Politik

Jalta II: Wie die Ukraine zum Spielball einer „globalen Elite“ wurde

Im September 2013 kam es in dem geschichtsträchtigen Ort Jalta zu einer folgenschweren Entscheidung: Führende Politiker und Banker aus dem Westen und aus Russland diskutierten die Zukunft der Ukraine. Auch der heutige Präsident Petro Poroschenko war anwesend. Die Russen warnten den Westen vor der geplanten EU-Integration. Doch die Eliten aus dem Westen ignorierten die russischen Drohungen. Heute ist die Ukraine bankrott und versinkt im Bürgerkrieg.
20.06.2014 00:58
Lesezeit: 3 min

Im September 2013 trafen sich Vertreter der USA, der EU, der Ukraine und Russlands zu einer Konferenz auf der Krim. Sie versammelten sich im Liwadija Palast in Jalta, in dem schon 1945 Churchill, Roosevelt und Stalin die Neuordnung Europas nach dem zweiten Weltkrieg beschlossen.

Seit 2004 findet jährlich die Konferenz „Yalta European Strategy“ (YES) statt. Organisator und Finanzier der Konferenz ist Wiktor Pintschuk. Der Oligarch wurde mit seinem Unternehmen Interpipe reich, das Stahlrohre herstellt und vor allem an Gazprom lieferte. Mit einem von Forbes geschätzten Vermögen von rund 3,1 Milliarden Dollar ist Pintschuk einer der reichsten Ukrainer und bezeichnet sich selbst als „Kunstliebhaber und Philanthrop“. Er gilt als „Brücke zum Westen“ und setzt sich seit langem für eine Integration der Ukraine in die EU ein.

Der Economist bezeichnete die Konferenz in Jalta damals als ein „Treffen der globalen Elite“.

„Die Zukunft der Ukraine, einem Land mit 48 Millionen Einwohnern, und Europas wurden in Echtzeit beschlossen“, so der Economist. Die Konferenz sei eine „Darbietung kämpferischer Diplomatie und beeindruckenden Intellekts “ gewesen, bei der namenhafte Vertreter der europäischen Elite anwesend waren.

Der Ex-Premierminister Großbritanniens Tony Blair, der ehemalige Bundeskanzler Gerhard Schröder, Italiens Ex-Ministerpräsident und Goldman Sachs-Banker Mario Monti und Ex-IWF-Chef Dominique Strauss-Kahn bemängelten in ihren Reden die Einfallslosigkeit der EU-Politiker und ihre Unfähigkeit, die Bürger für die Vision eines vereinten Europas zu begeistern. Von Seiten der EU waren außerdem EU-Kommissar Stefan Füle, Schwedens Außenminister Carl Bildt, Polens Außenminister Radek Sikorski sowie litauische Präsidentin Dalia Grybauskaitė anwesend.

-- AUFGABE A --
Wer organisiert und finanziert laut dem Artikel über die Jalta-Konferenz die Konferenz „Yalta European Strategy“?
-- AUFGABE B --
Entnimm bitte dem Artikel über die Jalta-Konferenz den Abschnitt, der mit „20.06.2014 00:58“ beginnt und bis einschließlich „die EU ein.“ reicht.
-- AUFGABE C --
Schreibe den Artikel über die Jalta-Konferenz im Anschluss an seinen letzten Satz weiter.

-- EXTRAHIERTES MATERIAL --
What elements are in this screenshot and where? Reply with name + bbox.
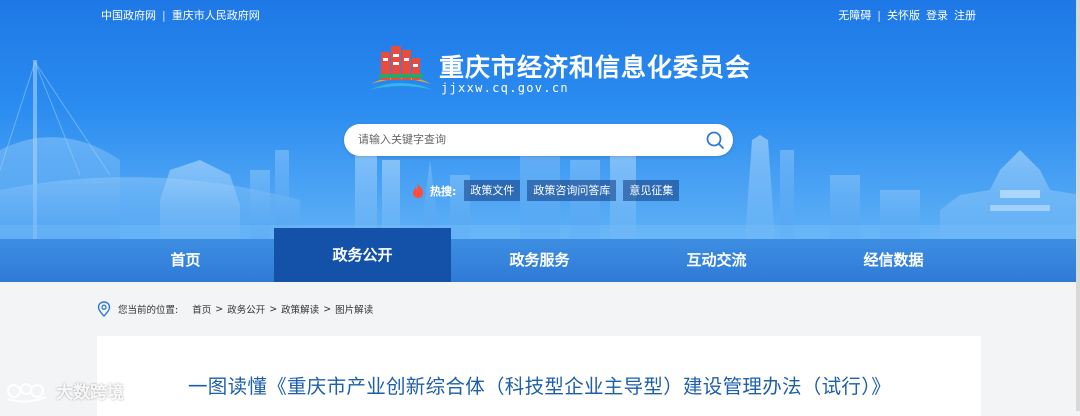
breadcrumb-policy-interpretation[interactable]: 政策解读 [281, 302, 319, 316]
accessibility-link[interactable]: 无障碍 [838, 7, 871, 23]
breadcrumb-prefix: 您当前的位置: [118, 305, 179, 316]
separator: | [877, 8, 881, 22]
search-input[interactable] [358, 124, 688, 156]
nav-home[interactable]: 首页 [97, 239, 274, 282]
hot-search: 热搜: 政策文件 政策咨询问答库 意见征集 [412, 180, 680, 201]
breadcrumb-separator: > [269, 303, 278, 315]
top-links-right: 无障碍 | 关怀版 登录 注册 [838, 7, 976, 23]
nav-data[interactable]: 经信数据 [805, 239, 982, 282]
nav-gov-services[interactable]: 政务服务 [451, 239, 628, 282]
hot-tag-policy-qa[interactable]: 政策咨询问答库 [527, 180, 617, 201]
article-card: 一图读懂《重庆市产业创新综合体（科技型企业主导型）建设管理办法（试行）》 [97, 336, 981, 416]
register-link[interactable]: 注册 [954, 7, 976, 23]
search-icon[interactable] [705, 130, 725, 150]
site-domain: jjxxw.cq.gov.cn [441, 81, 569, 95]
watermark-text: 大数跨境 [56, 383, 124, 403]
hot-search-label: 热搜: [430, 184, 457, 198]
breadcrumb-separator: > [323, 303, 332, 315]
search-box [344, 124, 733, 156]
fire-icon [413, 183, 423, 198]
main-nav: 首页 政务公开 政务服务 互动交流 经信数据 [0, 228, 1080, 282]
hot-tag-opinion[interactable]: 意见征集 [623, 180, 680, 201]
article-title: 一图读懂《重庆市产业创新综合体（科技型企业主导型）建设管理办法（试行）》 [188, 375, 892, 398]
building-logo-icon [369, 46, 433, 90]
breadcrumb: 您当前的位置: 首页 > 政务公开 > 政策解读 > 图片解读 [97, 301, 373, 317]
breadcrumb-image-interpretation[interactable]: 图片解读 [335, 302, 373, 316]
location-pin-icon [97, 301, 111, 317]
breadcrumb-gov-affairs-open[interactable]: 政务公开 [227, 302, 265, 316]
hero-banner: 中国政府网 | 重庆市人民政府网 无障碍 | 关怀版 登录 注册 重庆市经济和信… [0, 0, 1080, 239]
watermark: 大数跨境 [6, 378, 124, 403]
top-links-left: 中国政府网 | 重庆市人民政府网 [101, 7, 260, 23]
link-gov-cn[interactable]: 中国政府网 [101, 7, 156, 23]
hot-tag-policy-docs[interactable]: 政策文件 [464, 180, 521, 201]
site-title: 重庆市经济和信息化委员会 [439, 53, 752, 82]
nav-gov-affairs-open[interactable]: 政务公开 [274, 228, 451, 282]
nav-interaction[interactable]: 互动交流 [628, 239, 805, 282]
care-version-link[interactable]: 关怀版 [887, 7, 920, 23]
breadcrumb-separator: > [215, 303, 224, 315]
scrollbar[interactable] [1076, 0, 1080, 411]
breadcrumb-home[interactable]: 首页 [192, 302, 211, 316]
link-cq-gov[interactable]: 重庆市人民政府网 [172, 7, 260, 23]
login-link[interactable]: 登录 [926, 7, 948, 23]
city-skyline-illustration [0, 60, 1080, 239]
watermark-logo-icon [7, 382, 47, 403]
separator: | [162, 8, 166, 22]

-- ERGEBNIS A --
Wiktor Pintschuk

-- ERGEBNIS B --
20.06.2014 00:58
Lesezeit: 3 min

Im September 2013 trafen sich Vertreter der USA, der EU, der Ukraine und Russlands zu einer Konferenz auf der Krim. Sie versammelten sich im Liwadija Palast in Jalta, in dem schon 1945 Churchill, Roosevelt und Stalin die Neuordnung Europas nach dem zweiten Weltkrieg beschlossen.

Seit 2004 findet jährlich die Konferenz „Yalta European Strategy“ (YES) statt. Organisator und Finanzier der Konferenz ist Wiktor Pintschuk. Der Oligarch wurde mit seinem Unternehmen Interpipe reich, das Stahlrohre herstellt und vor allem an Gazprom lieferte. Mit einem von Forbes geschätzten Vermögen von rund 3,1 Milliarden Dollar ist Pintschuk einer der reichsten Ukrainer und bezeichnet sich selbst als „Kunstliebhaber und Philanthrop“. Er gilt als „Brücke zum Westen“ und setzt sich seit langem für eine Integration der Ukraine in die EU ein.

-- ERGEBNIS C --
Der ehemaligen Weltbank-Ökonomen Lawrence Summers und Robert Zoellick hielten Vorträge zur kriselnden Weltwirtschaft. Ex-CIA-Chef David Petraeus und der ehemalige US-Energieminister Bill Richardson redeten über die geopolitischen Folgen des Fracking-Booms und wie sich dadurch das Kräfteverhältnis zwischen Russland und dem Westen verschiebt. Und Wiktor Pintschuk selbst moderierte Diskussionsrunden zwischen Bill Clinton – dessen Frau Hillary ebenfalls anwesend war – und Tony Blair.

Doch das wichtigste Thema der Konferenz war die Zukunft der Ukraine. Grundlegende Teile des Assoziierungsabkommens, nämlich das sogenannte Deep and Comprehensive Free Trade Agreement (DCFTA), wurden dort diskutiert und beschlossen. Die EU knüpfte das Abkommen jedoch an die Freilassung von Julia Timoschenko. Der damalige Präsident der Ukraine, Viktor Janukowitsch, war zwar bereit das Abkommen zu unterzeichnen, jedoch nur, wenn Timoschenko weiterhin im Gefängnis bleibt.

„Janukowitsch scheint eine beinahe irrationale Angst vor Frau Timoschenko zu haben. Seine offensichtliche Abneigung, sie aus dem Gefängnis zu entlassen, sind Grund für enorme Frustation“, beschrieb der Economist damals die Lage.

Neben Janukowitsch, der fünf Monate später aus dem Amt vertrieben wurde, war auch der spätere Präsident Petro Poroschenko anwesend. Poroschenko war schon damals einer der wichtigsten Kontaktleute der US-Geheimdienste, wie aus Wikileaks-Dokumenten hervorgeht (mehr hier).

Auch russische Vertreter waren anwesend. Der Putin-Berater Sergej Glasjew machte deutlich, dass die Unterzeichnung des Assoziierungsabkommen eine rote Linie für Russland darstelle. Russland warnte die Ukraine damals vor den wirtschaftlichen Folgen des Abkommens, berichtete das Forbes Magazine.

Glasjew argumentierte, dass die Ukraine schon ein enorm hohes Handelsdefizit habe. Dazu verfüge die Ukraine über keinerlei Währungsreserven und müsse ständig neue Schulden im Ausland aufnehmen, um den Staatsbankrott abzuwenden. Das Abkommen werde zu einer Steigerung der EU-Importe in die Ukraine führen und das Land schnell an seine finanziellen Grenzen bringen. Schließlich wird die Ukraine entweder den Staatsbankrott anmelden müssen oder Rettungspakete erhalten, so Glasjew.

Zudem sagte Glasjew voraus, dass die Abkehr von Russland die russisch-stämmige Minderheit im Osten dazu bewegen könnte, eine Teilung des Landes anzustreben. Russland wäre dann dazu verpflichtet, ihnen zu helfen.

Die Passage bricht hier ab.